- _Required task_
Wherever the word "dictionary" appears in the entries, copy the whole line.

* BEGIN Records shown *

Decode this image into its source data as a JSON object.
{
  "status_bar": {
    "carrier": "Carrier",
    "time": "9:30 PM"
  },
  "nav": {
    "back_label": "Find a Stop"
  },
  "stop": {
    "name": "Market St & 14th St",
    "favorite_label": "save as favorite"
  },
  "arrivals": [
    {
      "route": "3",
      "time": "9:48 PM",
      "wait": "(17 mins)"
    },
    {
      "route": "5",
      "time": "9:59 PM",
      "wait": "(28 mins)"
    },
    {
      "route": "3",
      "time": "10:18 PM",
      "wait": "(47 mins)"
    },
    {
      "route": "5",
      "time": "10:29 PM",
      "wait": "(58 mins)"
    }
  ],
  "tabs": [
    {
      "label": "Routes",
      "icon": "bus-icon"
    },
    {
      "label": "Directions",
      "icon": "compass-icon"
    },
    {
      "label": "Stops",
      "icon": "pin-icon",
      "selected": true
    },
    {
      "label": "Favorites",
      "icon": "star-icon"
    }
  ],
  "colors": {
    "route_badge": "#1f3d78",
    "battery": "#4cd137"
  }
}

* END Records shown *
* BEGIN Records shown *

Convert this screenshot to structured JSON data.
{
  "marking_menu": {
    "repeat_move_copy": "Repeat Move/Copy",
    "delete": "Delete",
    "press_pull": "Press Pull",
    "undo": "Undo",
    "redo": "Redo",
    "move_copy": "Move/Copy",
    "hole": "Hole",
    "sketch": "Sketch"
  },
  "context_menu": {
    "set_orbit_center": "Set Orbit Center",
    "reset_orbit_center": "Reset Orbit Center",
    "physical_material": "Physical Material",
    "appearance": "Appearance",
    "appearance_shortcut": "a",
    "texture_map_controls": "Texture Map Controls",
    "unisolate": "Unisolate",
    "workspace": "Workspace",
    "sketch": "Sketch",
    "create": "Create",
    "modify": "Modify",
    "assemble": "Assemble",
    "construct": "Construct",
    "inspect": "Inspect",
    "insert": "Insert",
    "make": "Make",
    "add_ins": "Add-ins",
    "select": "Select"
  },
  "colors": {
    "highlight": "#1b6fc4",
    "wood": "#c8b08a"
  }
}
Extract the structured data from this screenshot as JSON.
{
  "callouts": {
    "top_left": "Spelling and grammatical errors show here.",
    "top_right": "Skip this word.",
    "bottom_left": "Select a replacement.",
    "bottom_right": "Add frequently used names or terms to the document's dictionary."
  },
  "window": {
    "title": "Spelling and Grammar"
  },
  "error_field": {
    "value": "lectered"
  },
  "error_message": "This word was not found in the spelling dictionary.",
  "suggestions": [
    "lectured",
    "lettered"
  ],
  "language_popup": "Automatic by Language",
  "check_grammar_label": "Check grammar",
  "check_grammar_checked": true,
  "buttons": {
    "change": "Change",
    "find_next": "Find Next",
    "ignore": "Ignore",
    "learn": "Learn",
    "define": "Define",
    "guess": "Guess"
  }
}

* END Records shown *

- _Problem solution_
    "bottom_right": "Add frequently used names or terms to the document's dictionary."
  "error_message": "This word was not found in the spelling dictionary.",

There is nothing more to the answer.